_Directions for this task_:
Copy out the data exactly, leaving the pictures behind.

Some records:
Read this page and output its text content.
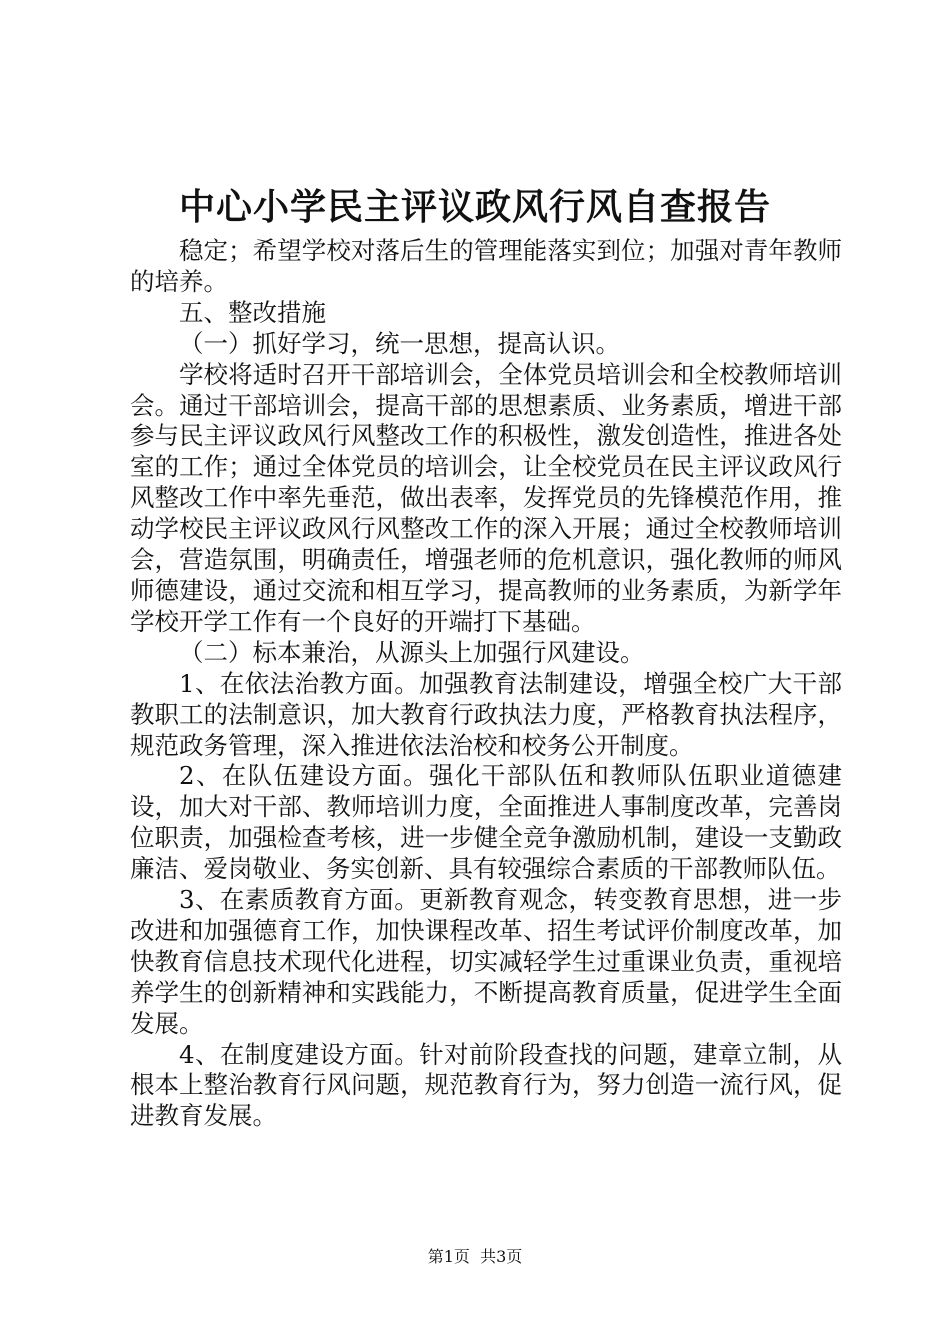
中心小学民主评议政风行风自查报告

稳定；希望学校对落后生的管理能落实到位；加强对青年教师的培养。

五、整改措施

（一）抓好学习，统一思想，提高认识。

学校将适时召开干部培训会，全体党员培训会和全校教师培训会。通过干部培训会，提高干部的思想素质、业务素质，增进干部参与民主评议政风行风整改工作的积极性，激发创造性，推进各处室的工作；通过全体党员的培训会，让全校党员在民主评议政风行风整改工作中率先垂范，做出表率，发挥党员的先锋模范作用，推动学校民主评议政风行风整改工作的深入开展；通过全校教师培训会，营造氛围，明确责任，增强老师的危机意识，强化教师的师风师德建设，通过交流和相互学习，提高教师的业务素质，为新学年学校开学工作有一个良好的开端打下基础。

（二）标本兼治，从源头上加强行风建设。

1、在依法治教方面。加强教育法制建设，增强全校广大干部教职工的法制意识，加大教育行政执法力度，严格教育执法程序，规范政务管理，深入推进依法治校和校务公开制度。

2、在队伍建设方面。强化干部队伍和教师队伍职业道德建设，加大对干部、教师培训力度，全面推进人事制度改革，完善岗位职责，加强检查考核，进一步健全竞争激励机制，建设一支勤政廉洁、爱岗敬业、务实创新、具有较强综合素质的干部教师队伍。

3、在素质教育方面。更新教育观念，转变教育思想，进一步改进和加强德育工作，加快课程改革、招生考试评价制度改革，加快教育信息技术现代化进程，切实减轻学生过重课业负责，重视培养学生的创新精神和实践能力，不断提高教育质量，促进学生全面发展。

4、在制度建设方面。针对前阶段查找的问题，建章立制，从根本上整治教育行风问题，规范教育行为，努力创造一流行风，促进教育发展。

第1页 共3页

_Solution to the exercise_:
Read this page and output its text content.
中心小学民主评议政风行风自查报告

稳定；希望学校对落后生的管理能落实到位；加强对青年教师的培养。

五、整改措施

（一）抓好学习，统一思想，提高认识。

学校将适时召开干部培训会，全体党员培训会和全校教师培训会。通过干部培训会，提高干部的思想素质、业务素质，增进干部参与民主评议政风行风整改工作的积极性，激发创造性，推进各处室的工作；通过全体党员的培训会，让全校党员在民主评议政风行风整改工作中率先垂范，做出表率，发挥党员的先锋模范作用，推动学校民主评议政风行风整改工作的深入开展；通过全校教师培训会，营造氛围，明确责任，增强老师的危机意识，强化教师的师风师德建设，通过交流和相互学习，提高教师的业务素质，为新学年学校开学工作有一个良好的开端打下基础。

（二）标本兼治，从源头上加强行风建设。

1、在依法治教方面。加强教育法制建设，增强全校广大干部教职工的法制意识，加大教育行政执法力度，严格教育执法程序，规范政务管理，深入推进依法治校和校务公开制度。

2、在队伍建设方面。强化干部队伍和教师队伍职业道德建设，加大对干部、教师培训力度，全面推进人事制度改革，完善岗位职责，加强检查考核，进一步健全竞争激励机制，建设一支勤政廉洁、爱岗敬业、务实创新、具有较强综合素质的干部教师队伍。

3、在素质教育方面。更新教育观念，转变教育思想，进一步改进和加强德育工作，加快课程改革、招生考试评价制度改革，加快教育信息技术现代化进程，切实减轻学生过重课业负责，重视培养学生的创新精神和实践能力，不断提高教育质量，促进学生全面发展。

4、在制度建设方面。针对前阶段查找的问题，建章立制，从根本上整治教育行风问题，规范教育行为，努力创造一流行风，促进教育发展。

第1页 共3页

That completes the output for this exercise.